What you are asked to do
State how many lines of the entries hold the string "this", and nothing more.

[A block of data]
-- Start --

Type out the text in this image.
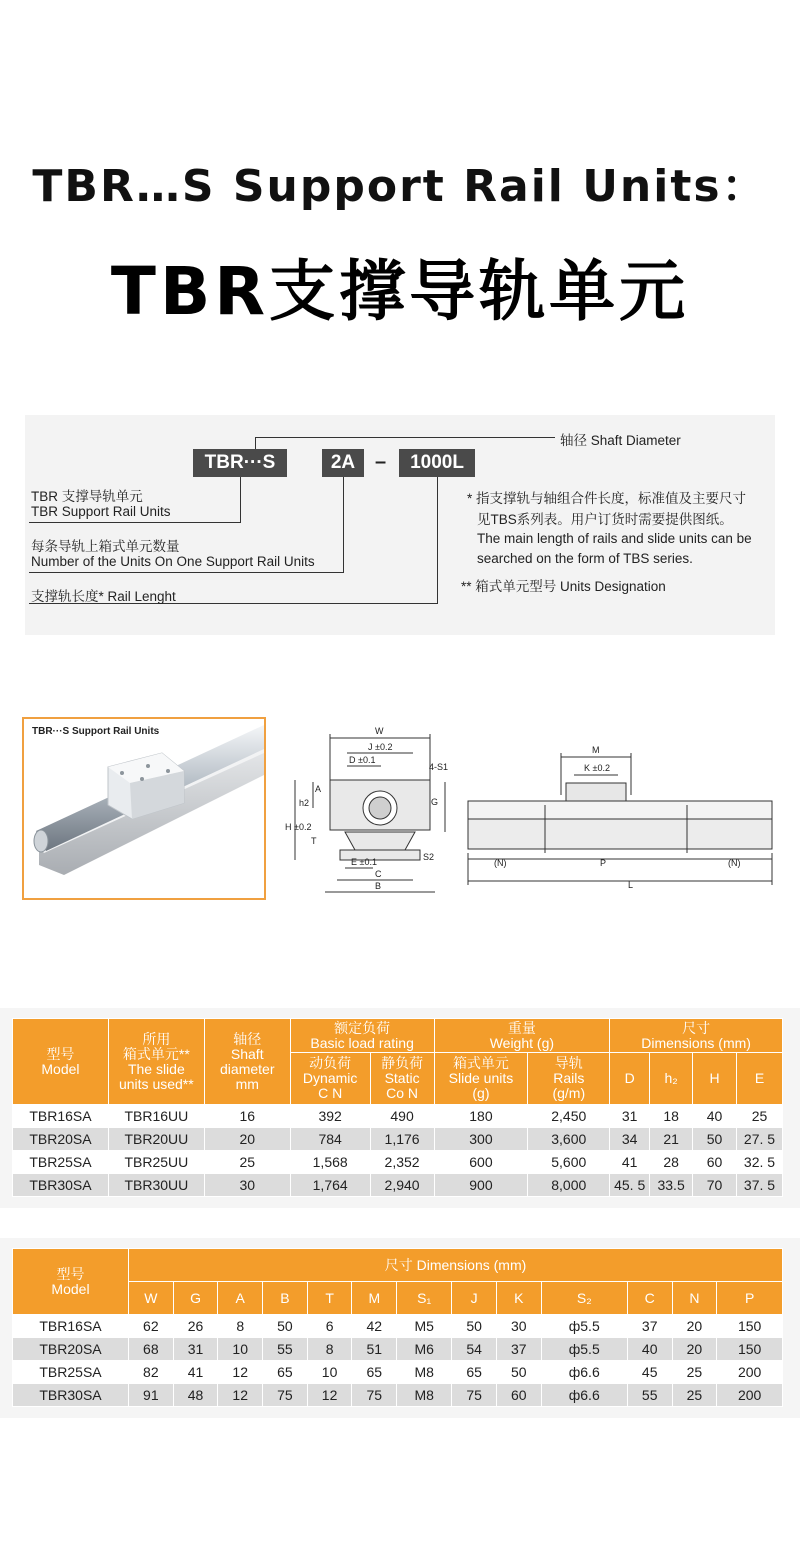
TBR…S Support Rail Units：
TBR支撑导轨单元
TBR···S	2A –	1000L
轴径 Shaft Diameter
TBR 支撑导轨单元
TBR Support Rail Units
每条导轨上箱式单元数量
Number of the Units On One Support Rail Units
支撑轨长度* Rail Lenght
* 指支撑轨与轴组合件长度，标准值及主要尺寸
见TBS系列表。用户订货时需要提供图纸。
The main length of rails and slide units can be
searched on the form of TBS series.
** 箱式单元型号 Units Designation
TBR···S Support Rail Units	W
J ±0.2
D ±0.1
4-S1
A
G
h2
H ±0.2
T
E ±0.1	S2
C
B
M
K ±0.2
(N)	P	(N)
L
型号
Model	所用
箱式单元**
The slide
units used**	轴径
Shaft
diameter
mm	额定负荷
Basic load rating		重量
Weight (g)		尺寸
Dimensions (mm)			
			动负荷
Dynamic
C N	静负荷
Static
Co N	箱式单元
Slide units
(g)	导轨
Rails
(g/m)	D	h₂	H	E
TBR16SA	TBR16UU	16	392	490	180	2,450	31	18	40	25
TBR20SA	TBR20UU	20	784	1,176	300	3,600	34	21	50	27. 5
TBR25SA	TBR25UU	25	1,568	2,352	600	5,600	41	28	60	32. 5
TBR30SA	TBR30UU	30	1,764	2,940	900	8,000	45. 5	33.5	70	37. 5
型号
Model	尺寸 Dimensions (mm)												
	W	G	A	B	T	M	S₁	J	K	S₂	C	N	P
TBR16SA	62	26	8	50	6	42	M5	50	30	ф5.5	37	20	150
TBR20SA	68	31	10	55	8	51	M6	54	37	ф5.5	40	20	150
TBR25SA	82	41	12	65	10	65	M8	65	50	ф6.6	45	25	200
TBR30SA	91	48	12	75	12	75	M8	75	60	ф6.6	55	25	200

-- End --
-- Start --

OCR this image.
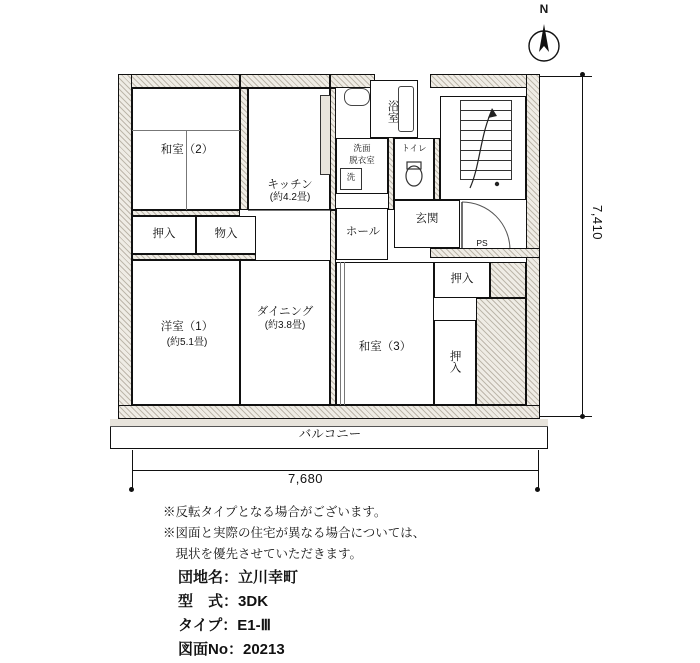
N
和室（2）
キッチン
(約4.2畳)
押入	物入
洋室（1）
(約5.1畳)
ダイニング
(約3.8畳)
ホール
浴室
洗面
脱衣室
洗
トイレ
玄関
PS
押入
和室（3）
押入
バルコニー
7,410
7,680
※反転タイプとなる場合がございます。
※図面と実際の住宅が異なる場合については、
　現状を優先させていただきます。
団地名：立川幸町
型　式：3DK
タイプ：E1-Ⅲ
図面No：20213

-- End --

Correct response
2